Task directions: Skip the pictures and repeat each line of the data exactly.

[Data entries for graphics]
Begin

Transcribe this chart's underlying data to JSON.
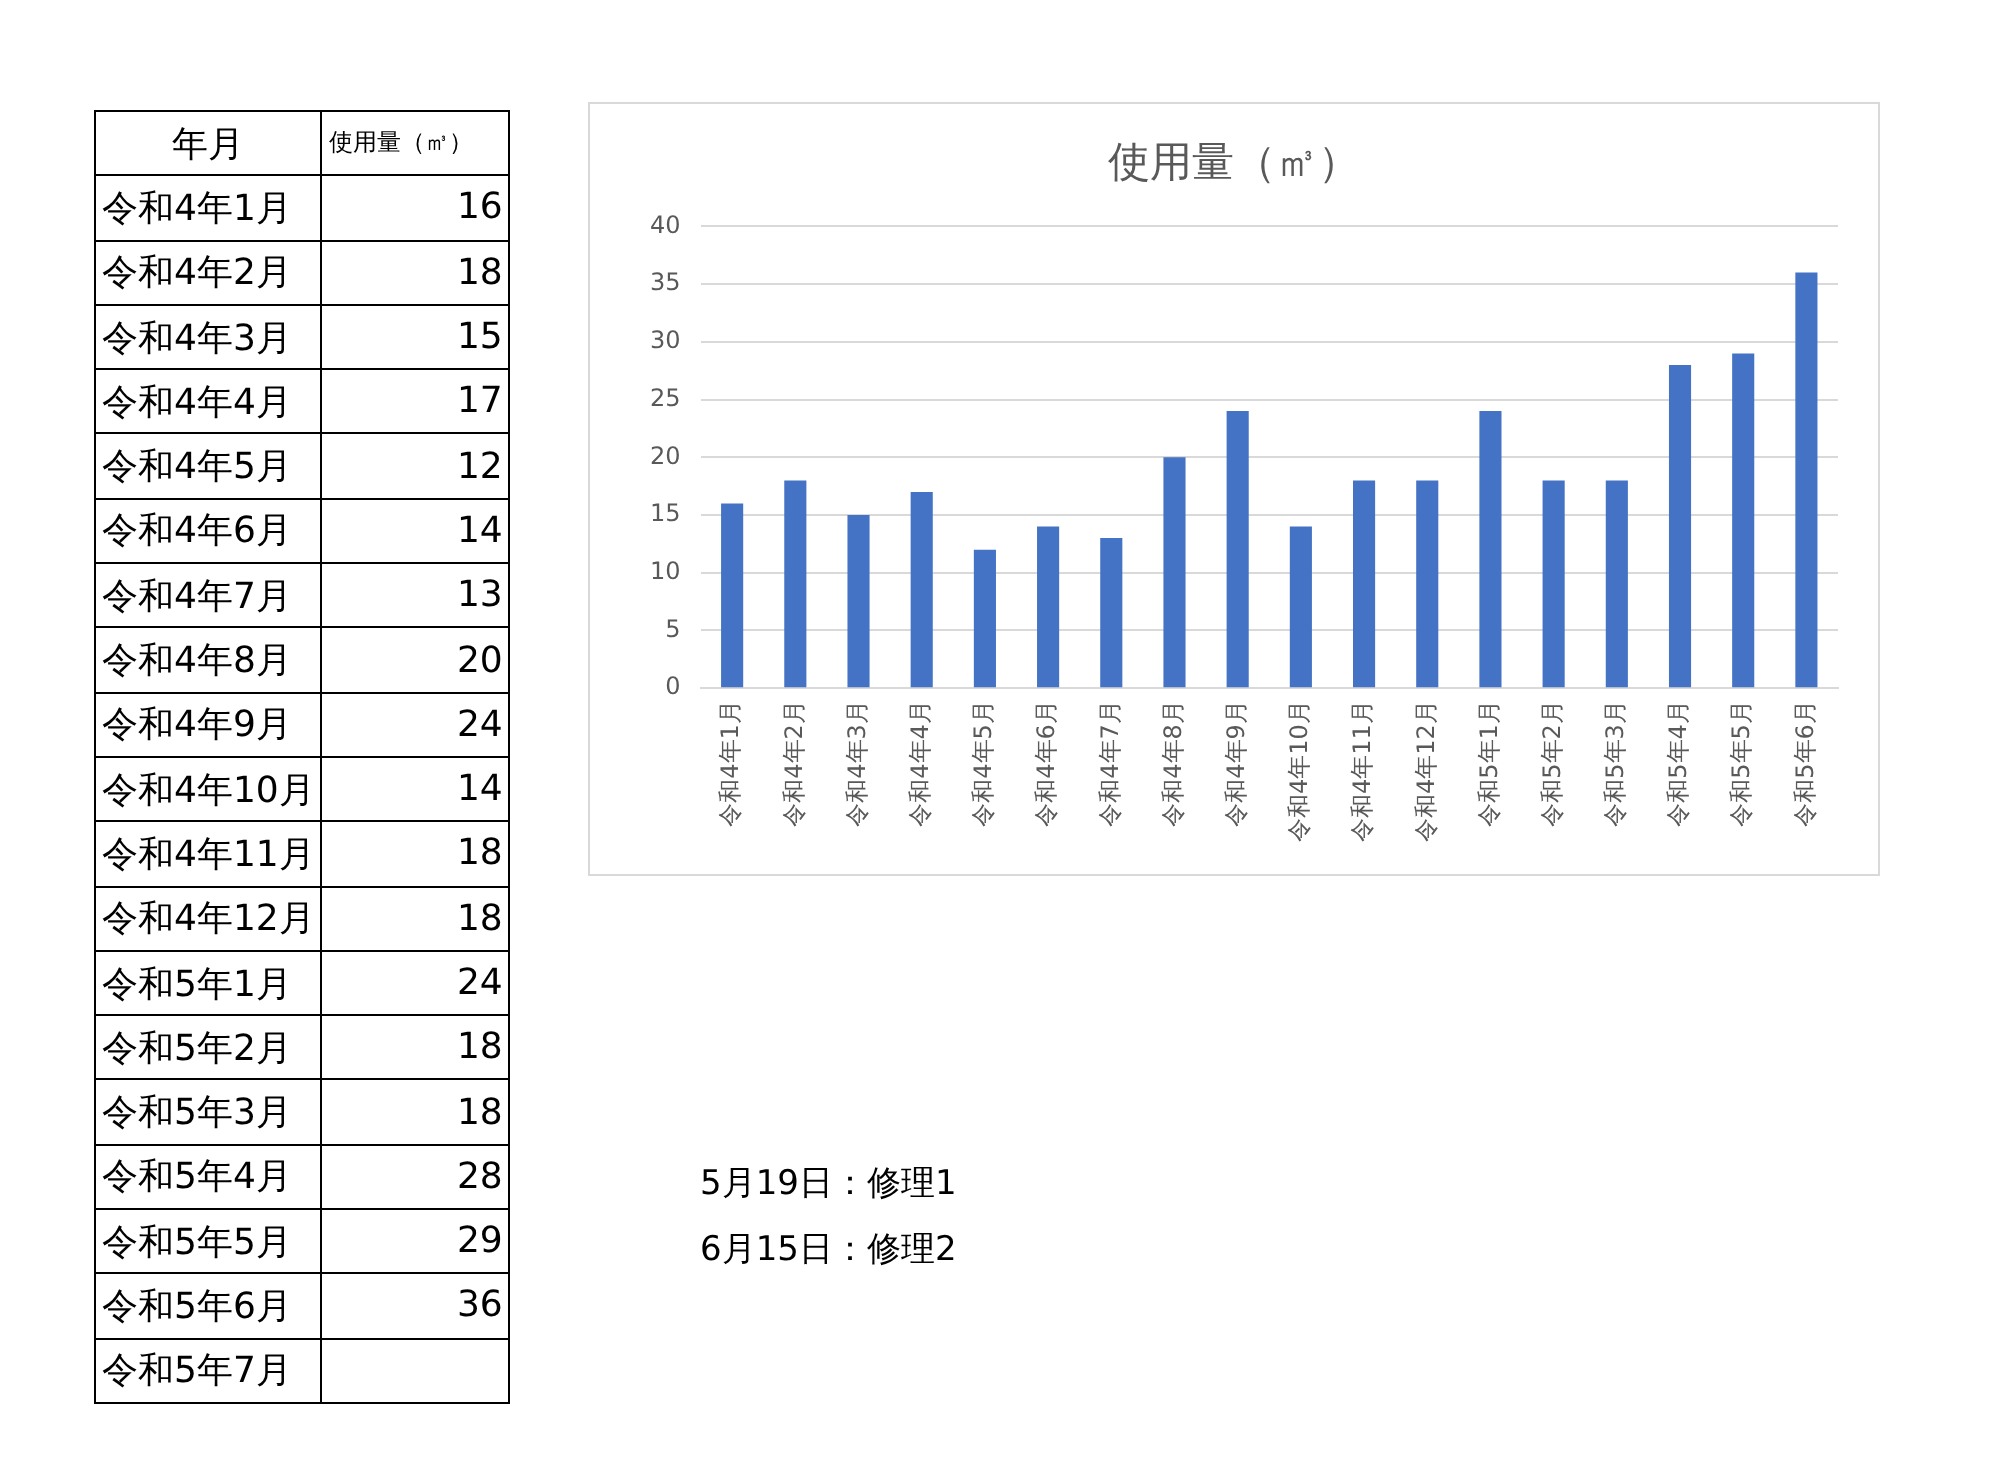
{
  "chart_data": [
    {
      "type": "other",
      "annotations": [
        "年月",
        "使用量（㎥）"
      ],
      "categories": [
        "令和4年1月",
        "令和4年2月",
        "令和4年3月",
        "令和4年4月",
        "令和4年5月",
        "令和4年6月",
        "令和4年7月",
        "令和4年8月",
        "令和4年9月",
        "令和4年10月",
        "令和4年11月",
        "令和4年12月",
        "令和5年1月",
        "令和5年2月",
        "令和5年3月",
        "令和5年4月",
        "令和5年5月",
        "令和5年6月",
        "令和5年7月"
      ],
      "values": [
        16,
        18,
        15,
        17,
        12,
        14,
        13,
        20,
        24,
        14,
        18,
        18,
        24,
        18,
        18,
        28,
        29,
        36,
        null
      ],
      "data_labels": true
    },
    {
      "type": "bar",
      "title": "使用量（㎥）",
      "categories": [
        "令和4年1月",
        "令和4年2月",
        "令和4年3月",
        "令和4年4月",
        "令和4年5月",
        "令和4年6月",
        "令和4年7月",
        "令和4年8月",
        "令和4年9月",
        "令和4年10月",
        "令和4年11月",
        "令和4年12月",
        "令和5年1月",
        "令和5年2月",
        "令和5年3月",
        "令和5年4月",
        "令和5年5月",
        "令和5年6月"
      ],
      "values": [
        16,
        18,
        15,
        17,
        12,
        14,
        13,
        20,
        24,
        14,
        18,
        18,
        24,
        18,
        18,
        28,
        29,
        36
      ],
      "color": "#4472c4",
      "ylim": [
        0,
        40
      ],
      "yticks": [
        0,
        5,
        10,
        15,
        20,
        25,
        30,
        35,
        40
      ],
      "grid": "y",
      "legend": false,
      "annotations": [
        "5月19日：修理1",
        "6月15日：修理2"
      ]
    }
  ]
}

End

Solution:
Transcribe this chart's underlying data to JSON.
{
  "chart_data": [
    {
      "type": "other",
      "annotations": [
        "年月",
        "使用量（㎥）"
      ],
      "categories": [
        "令和4年1月",
        "令和4年2月",
        "令和4年3月",
        "令和4年4月",
        "令和4年5月",
        "令和4年6月",
        "令和4年7月",
        "令和4年8月",
        "令和4年9月",
        "令和4年10月",
        "令和4年11月",
        "令和4年12月",
        "令和5年1月",
        "令和5年2月",
        "令和5年3月",
        "令和5年4月",
        "令和5年5月",
        "令和5年6月",
        "令和5年7月"
      ],
      "values": [
        16,
        18,
        15,
        17,
        12,
        14,
        13,
        20,
        24,
        14,
        18,
        18,
        24,
        18,
        18,
        28,
        29,
        36,
        null
      ],
      "data_labels": true
    },
    {
      "type": "bar",
      "title": "使用量（㎥）",
      "categories": [
        "令和4年1月",
        "令和4年2月",
        "令和4年3月",
        "令和4年4月",
        "令和4年5月",
        "令和4年6月",
        "令和4年7月",
        "令和4年8月",
        "令和4年9月",
        "令和4年10月",
        "令和4年11月",
        "令和4年12月",
        "令和5年1月",
        "令和5年2月",
        "令和5年3月",
        "令和5年4月",
        "令和5年5月",
        "令和5年6月"
      ],
      "values": [
        16,
        18,
        15,
        17,
        12,
        14,
        13,
        20,
        24,
        14,
        18,
        18,
        24,
        18,
        18,
        28,
        29,
        36
      ],
      "color": "#4472c4",
      "ylim": [
        0,
        40
      ],
      "yticks": [
        0,
        5,
        10,
        15,
        20,
        25,
        30,
        35,
        40
      ],
      "grid": "y",
      "legend": false,
      "annotations": [
        "5月19日：修理1",
        "6月15日：修理2"
      ]
    }
  ]
}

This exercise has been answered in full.